Усмешка прячет горечь. Это — единственное место в романе, где герой (и автор) позволяют себе эмоциональную оценку происходящего. Оккупантов же в романе нет вовсе. Конечно, гигантская «фигура умолчания» продиктована условиями публикации: вспомним, что роман вышел в 1943 году, в оккупированном Париже[9]. Но вынужденная и вполне объяснимая осторожность писателя впоследствии обернулась литературным выигрышем, буквально вырывающим «Улицу Вокзальную, 120» из бесконечного ряда детективов-нуар.
Ибо оккупанты здесь превратились в нечто неопределенное, призрачное, в некую неназываемую, грозную и опасную силу. Силу, существующую на периферии читательского восприятия, вне произведения, но в то же время накрепко с ним связанную. Разумеется, речь идет о современном читателе, который, в отличие от автора и героя, уже знает, чем все закончилось, что представлял собой на самом деле оккупационный режим.
Нет нужды в средневековом поместье, нет нужды в заснеженном доме, в поселке над горной пропастью. Каждую секунду мы ощущаем близкое присутствие смертной бездны, на границе с которой разворачивается литературная игра, именуемая детективом. И не важно, что замкнутое пространство, сцена детективного действа — это Париж. Он окутан ядовитым, смертельно опасным туманом прошлых поражений и проигрышей. Нестор Бюрма, как герой-сыщик, побеждает — то есть разгадывает загадку. Его Сфинкс бросается в пропасть. Но… Сфинкс всегда улыбается перед гибелью, улыбается высокомерно, презрительно и таинственно. Ибо Загадка разгадана, но Тайна, мистический туман, окутавший действие, не рассеивается. Будущее неопределенно и пугающе. Молчаливые, безымянные тени, смутно угадывающиеся на периферии мира Лео Мале, тени оккупантов, истинных хозяев жизни и смерти, — вот источник этого страха.

→ ИСХОДНЫЙ МАТЕРИАЛ:

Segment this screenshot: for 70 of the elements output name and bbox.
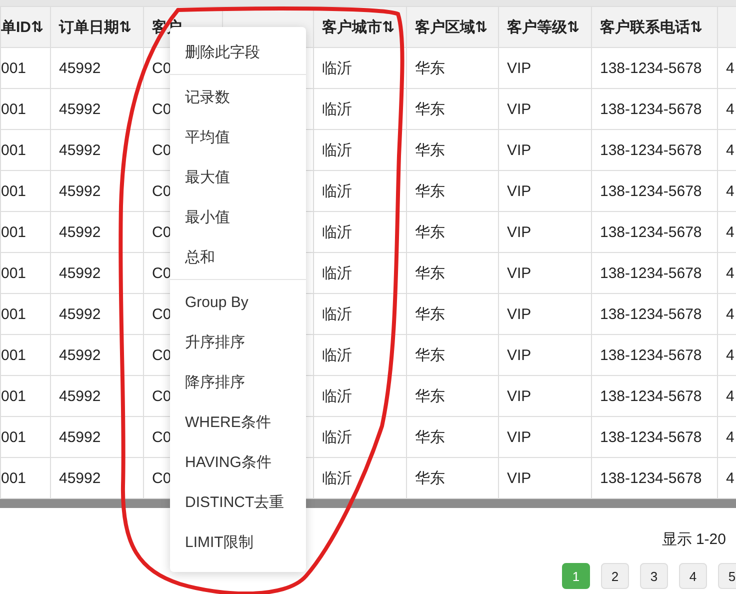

→ ВЫПОЛНИТЕ ЗАДАНИЯ:
1. Сократите абзац текста о романе Лео Мале, который начинается словами «Ибо оккупанты здесь превратились», и сохраните его основные факты.
2. Повторите дословно фрагмент текста о романе Лео Мале, который открывается словами «Нет нужды в средневековом» и закрывается словами «источник этого страха.».
Материал никак не связан с текстом о романе Лео Мале.

→ ОТВЕТЫ К ЗАДАНИЯМ:
1. Оккупанты в романе стали неопределенной, призрачной, неназываемой, грозной и опасной силой. Эта сила существует на периферии читательского восприятия, вне произведения, но прочно с ним связана. Так ее воспринимает современный читатель. В отличие от автора и героя, он знает, чем все закончилось и каким на самом деле был оккупационный режим.

2.
Нет нужды в средневековом поместье, нет нужды в заснеженном доме, в поселке над горной пропастью. Каждую секунду мы ощущаем близкое присутствие смертной бездны, на границе с которой разворачивается литературная игра, именуемая детективом. И не важно, что замкнутое пространство, сцена детективного действа — это Париж. Он окутан ядовитым, смертельно опасным туманом прошлых поражений и проигрышей. Нестор Бюрма, как герой-сыщик, побеждает — то есть разгадывает загадку. Его Сфинкс бросается в пропасть. Но… Сфинкс всегда улыбается перед гибелью, улыбается высокомерно, презрительно и таинственно. Ибо Загадка разгадана, но Тайна, мистический туман, окутавший действие, не рассеивается. Будущее неопределенно и пугающе. Молчаливые, безымянные тени, смутно угадывающиеся на периферии мира Лео Мале, тени оккупантов, истинных хозяев жизни и смерти, — вот источник этого страха.